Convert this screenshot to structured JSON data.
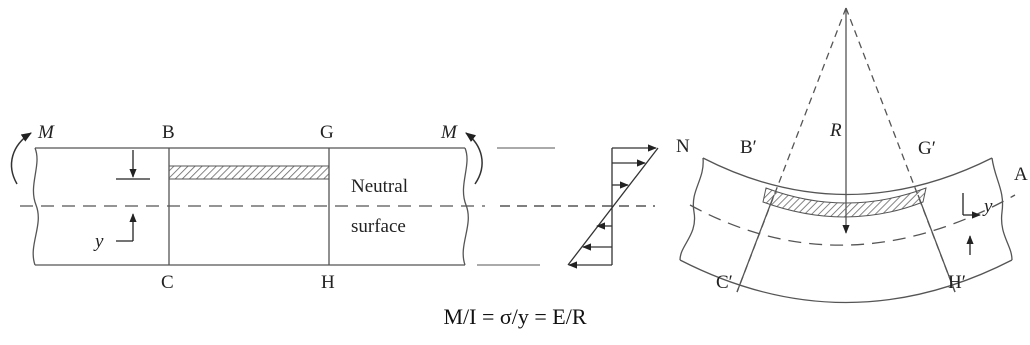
{
  "beam": {
    "moment_left": "M",
    "moment_right": "M",
    "label_B": "B",
    "label_G": "G",
    "label_C": "C",
    "label_H": "H",
    "neutral_line1": "Neutral",
    "neutral_line2": "surface",
    "y_label": "y"
  },
  "bent": {
    "label_N": "N",
    "label_Bp": "B′",
    "label_Gp": "G′",
    "label_R": "R",
    "label_Cp": "C′",
    "label_Hp": "H′",
    "label_A": "A",
    "y_label": "y"
  },
  "formula": "M/I = σ/y = E/R",
  "colors": {
    "line": "#555555",
    "text": "#222222",
    "hatch": "#666666"
  }
}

------------------------------------------------

Quote in full the listing given above; the images are to be left out.

• [THE RESULT]
Convert this screenshot to structured JSON data.
{
  "beam": {
    "moment_left": "M",
    "moment_right": "M",
    "label_B": "B",
    "label_G": "G",
    "label_C": "C",
    "label_H": "H",
    "neutral_line1": "Neutral",
    "neutral_line2": "surface",
    "y_label": "y"
  },
  "bent": {
    "label_N": "N",
    "label_Bp": "B′",
    "label_Gp": "G′",
    "label_R": "R",
    "label_Cp": "C′",
    "label_Hp": "H′",
    "label_A": "A",
    "y_label": "y"
  },
  "formula": "M/I = σ/y = E/R",
  "colors": {
    "line": "#555555",
    "text": "#222222",
    "hatch": "#666666"
  }
}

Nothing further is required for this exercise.